→ DOCUMENT TEXT
-------------------------
"I need to get away from all my mistakes
...because all of my mistakes keep me awake at night....I so hate consequences, running from you was one of my best defences...after all my alibis are desert....God don't make me face up this...because I know I let you down...all my escapes are getting exhausted, I thought I had a way, then I lost it,my resistance was once more stronger...."
Above are excerpts from the song that I resonated with the most and best describe my problem. I'm always running, figuratively and in a literal sense, it is my defence mechanism. When a consequence of my own action comes calling I run, I run as far as I can and try to abandon my life in a way. I want nothing more than to avoid it from happening by picking up a remote and pressing FF>>. skipping pass it all yet still seeing glimpses of it. What is disturbing is that actually seeing it pass by is a new trend for me, previously I would treat consequences like a VHS tape, hitting stop to go to the blue screen then fast forwarding to the end without any recognition of the event partaking behind that blue veil.
"....because all my mistakes keep me awake at night..."
I can't exactly sleep at night and when I do I wake up at odd morning hours from dreams of my mistakes and the consequences I have avoided. I can never escape them, I still dream of mistakes I made over two years ago yet never came to grips with. It is a bit pathetic that I still have no desire to face the repercussions of my actions so long ago.
"....I so hate consequences, running from you was one of my best defences..."
I am not sure obvious my avoidance to consequences is, so far only one person has ever noticed, and I ran from any one else that would. I am out of breath now, there really is not much more I can do about that.
"...after all my alibis are deserted..."
Alibis I have hundreds of them, alibi is just a more entrecôte way of saying excuse. My alibis have run out, I have gotten to a point where not thinking about my actions is not just effecting me nor a reason for avoidance.
"....God don't make me face up to this..."
I am religious and I do feel that God tries to get me to face my consequences, I still keep resisting.
"....I know that I let you down..."
-------------------------
→ DATASET ENTRIES

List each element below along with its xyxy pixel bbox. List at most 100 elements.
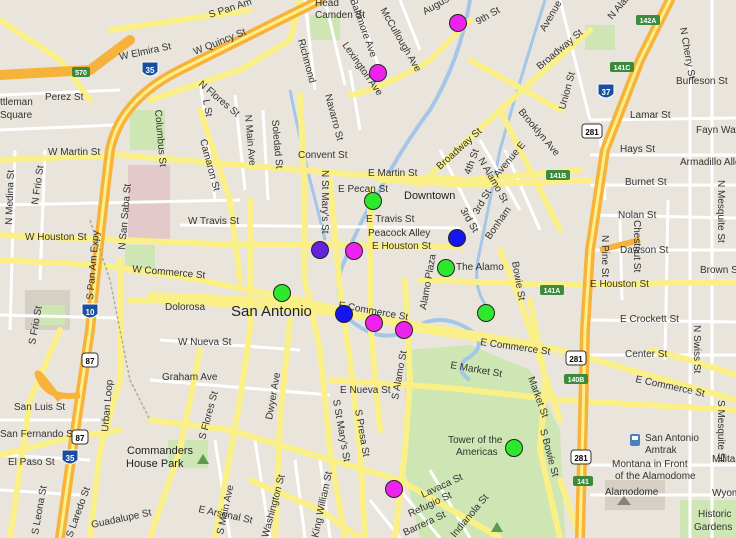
svg-text:281: 281 [585, 128, 599, 137]
shield-i35-top: 35 [141, 61, 159, 77]
label-square: Square [0, 110, 33, 121]
poi-tower-line1: Tower of the [448, 435, 503, 446]
map-marker-green[interactable] [364, 192, 382, 210]
label-e-pecan: E Pecan St [338, 184, 388, 195]
label-w-travis: W Travis St [188, 216, 239, 227]
label-e-martin: E Martin St [368, 168, 418, 179]
svg-text:141A: 141A [544, 288, 561, 295]
label-convent: Convent St [298, 150, 348, 161]
svg-text:87: 87 [86, 357, 95, 366]
label-n-medina: N Medina St [4, 170, 17, 226]
poi-commanders-line2: House Park [126, 458, 184, 470]
label-military: Militar [712, 454, 736, 465]
map-marker-magenta[interactable] [345, 242, 363, 260]
poi-montana-line1: Montana in Front [612, 459, 688, 470]
label-perez: Perez St [45, 92, 84, 103]
label-w-nueva: W Nueva St [178, 337, 232, 348]
poi-amtrak-line1: San Antonio [645, 433, 699, 444]
map-marker-blue[interactable] [448, 229, 466, 247]
label-brown: Brown St [700, 265, 736, 276]
map-marker-green[interactable] [477, 304, 495, 322]
label-chestnut: Chestnut St [631, 220, 642, 272]
map-marker-magenta[interactable] [369, 64, 387, 82]
label-head: Head [315, 0, 339, 9]
shield-i37: 37 [597, 83, 615, 99]
map-canvas[interactable]: S Pan Am W Quincy St W Elmira St Perez S… [0, 0, 736, 538]
poi-alamodome: Alamodome [605, 487, 659, 498]
map-marker-magenta[interactable] [365, 314, 383, 332]
svg-text:35: 35 [66, 454, 75, 463]
map-marker-green[interactable] [505, 439, 523, 457]
label-ttleman: ttleman [0, 97, 33, 108]
label-lamar: Lamar St [630, 110, 671, 121]
svg-text:281: 281 [569, 355, 583, 364]
exit-570: 570 [72, 67, 90, 77]
label-e-houston-e: E Houston St [590, 279, 649, 290]
district-label: Downtown [404, 190, 455, 202]
poi-the-alamo: The Alamo [456, 262, 504, 273]
svg-text:141B: 141B [550, 173, 567, 180]
map-marker-magenta[interactable] [395, 321, 413, 339]
poi-commanders-line1: Commanders [127, 445, 194, 457]
svg-text:141: 141 [577, 479, 589, 486]
poi-historic-line2: Gardens [694, 522, 732, 533]
exit-141: 141 [573, 476, 593, 486]
svg-text:37: 37 [602, 88, 611, 97]
label-peacock-alley: Peacock Alley [368, 228, 430, 239]
label-n-swiss: N Swiss St [691, 325, 702, 374]
poi-tower-line2: Americas [456, 447, 498, 458]
svg-text:140B: 140B [568, 377, 585, 384]
label-center: Center St [625, 349, 667, 360]
label-armadillo: Armadillo Alley [680, 157, 736, 168]
exit-141a: 141A [540, 285, 564, 295]
shield-us281-a: 281 [581, 123, 603, 139]
label-e-houston-w: E Houston St [372, 241, 431, 252]
exit-141b: 141B [546, 170, 570, 180]
poi-montana-line2: of the Alamodome [615, 471, 696, 482]
label-e-nueva: E Nueva St [340, 385, 391, 396]
shield-i35-bottom: 35 [61, 449, 79, 465]
shield-i10-top: 10 [81, 303, 99, 319]
svg-text:10: 10 [86, 308, 95, 317]
label-san-luis: San Luis St [14, 402, 65, 413]
shield-us281-c: 281 [570, 449, 592, 465]
shield-us281-b: 281 [565, 350, 587, 366]
label-n-mesquite: N Mesquite St [715, 180, 726, 243]
label-san-fernando: San Fernando St [0, 429, 76, 440]
map-marker-green[interactable] [273, 284, 291, 302]
map-svg: S Pan Am W Quincy St W Elmira St Perez S… [0, 0, 736, 538]
label-dawson: Dawson St [620, 245, 669, 256]
label-n-pine: N Pine St [599, 235, 610, 277]
map-marker-blue[interactable] [335, 305, 353, 323]
exit-140b: 140B [564, 374, 588, 384]
label-hays: Hays St [620, 144, 655, 155]
svg-text:87: 87 [76, 434, 85, 443]
map-marker-magenta[interactable] [449, 14, 467, 32]
label-e-travis: E Travis St [366, 214, 415, 225]
svg-text:281: 281 [574, 454, 588, 463]
label-fayn-way: Fayn Way [696, 125, 736, 136]
map-marker-magenta[interactable] [385, 480, 403, 498]
svg-text:570: 570 [75, 70, 87, 77]
label-burnet: Burnet St [625, 177, 667, 188]
shield-us87-b: 87 [71, 429, 89, 445]
exit-142a: 142A [636, 15, 660, 25]
city-label: San Antonio [231, 303, 312, 320]
label-w-houston: W Houston St [25, 232, 87, 243]
svg-text:141C: 141C [614, 65, 631, 72]
exit-141c: 141C [610, 62, 634, 72]
label-camden: Camden St [315, 10, 365, 21]
map-marker-green[interactable] [437, 259, 455, 277]
poi-amtrak-line2: Amtrak [645, 445, 678, 456]
label-graham: Graham Ave [162, 372, 218, 383]
label-wyoming: Wyom [712, 488, 736, 499]
svg-text:35: 35 [146, 66, 155, 75]
label-dolorosa: Dolorosa [165, 302, 205, 313]
label-w-martin: W Martin St [48, 147, 100, 158]
label-n-st-marys: N St Mary's St [319, 170, 330, 234]
shield-us87-a: 87 [81, 352, 99, 368]
label-burleson: Burleson St [676, 76, 728, 87]
svg-text:142A: 142A [640, 18, 657, 25]
map-marker-purple[interactable] [311, 241, 329, 259]
label-el-paso: El Paso St [8, 457, 55, 468]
-------------------------
→ GOAL A
According to the reflection on avoiding consequences, how long ago did the writer make the mistakes they still dream about?
→ GOAL B
Decide whether each statement agrees with the reflection on avoiding consequences. Answer yes or no, and quote the words from the reflection that decide it.
(i) Several people have noticed the writer's avoidance of consequences.
(ii) The writer is religious.
(iii) The writer sleeps well through the night.
→ GOAL C
Extend the reflection on avoiding consequences, picking up right after its final line.
The records are separate material, apart from the reflection on avoiding consequences.

→ RIGHT ANSWER A
Over two years ago.

→ RIGHT ANSWER B
(i) No: "so far only one person has ever noticed"
(ii) Yes: "I am religious"
(iii) No: "I can't exactly sleep at night"

→ RIGHT ANSWER C
I let down people close to me, and I continued to try and avoid the consequences by not acknowledging that anything happened this has caused me many problems in my relationship. I will do something very fucked up and then when push comes to shove I'm off in my own little world mentally flipping over the repercussions. I would constantly say I am a shitty girlfriend because of that. I do things then ignore that not only that my actions effected someone else but I refuse to take any blame for it at all. Even when I am completely at fault I pretend I have no idea what is going on or why. I'm supposed to have stopped this by now. Each time I repeat my past mistakes I let someone down even more.
I thought at one point I could do what I wanted and not deal with anything that could go wrong, I ended up being very depressed and hating myself a lot because I couldn't stand how bad I started to feel because of the lack of responsibility I was taking on for everything.
My resistance was much once stronger
Resistance does not always mean a positive thing, that you can hold your ground, never give up and pull away from all those had things in life. Sometimes resistance represents those things that you should be doing but refuse to do for frivolous reasons.
When that resistance becomes a hindrance to your improvement and moving on the meaning changes. It is no longer that force that kept you out and protected you, it is now what holds you back....
"...If my heart says I'm sorry can we leave it at that?.."
This was not part of the original cluster of excerpts because it is a standalone that I do so often it is how I can say this song describes my life.
If my heart says I'm sorry the. I don't have to utter the words. It is a silent apology that passes the blame onto someone else all to avoid taking it myself.
I no longer want to be and will have resistance, I need to take responsibility for my actions and behaviour. I would prefer that my life reflect " who I am hates who I've been"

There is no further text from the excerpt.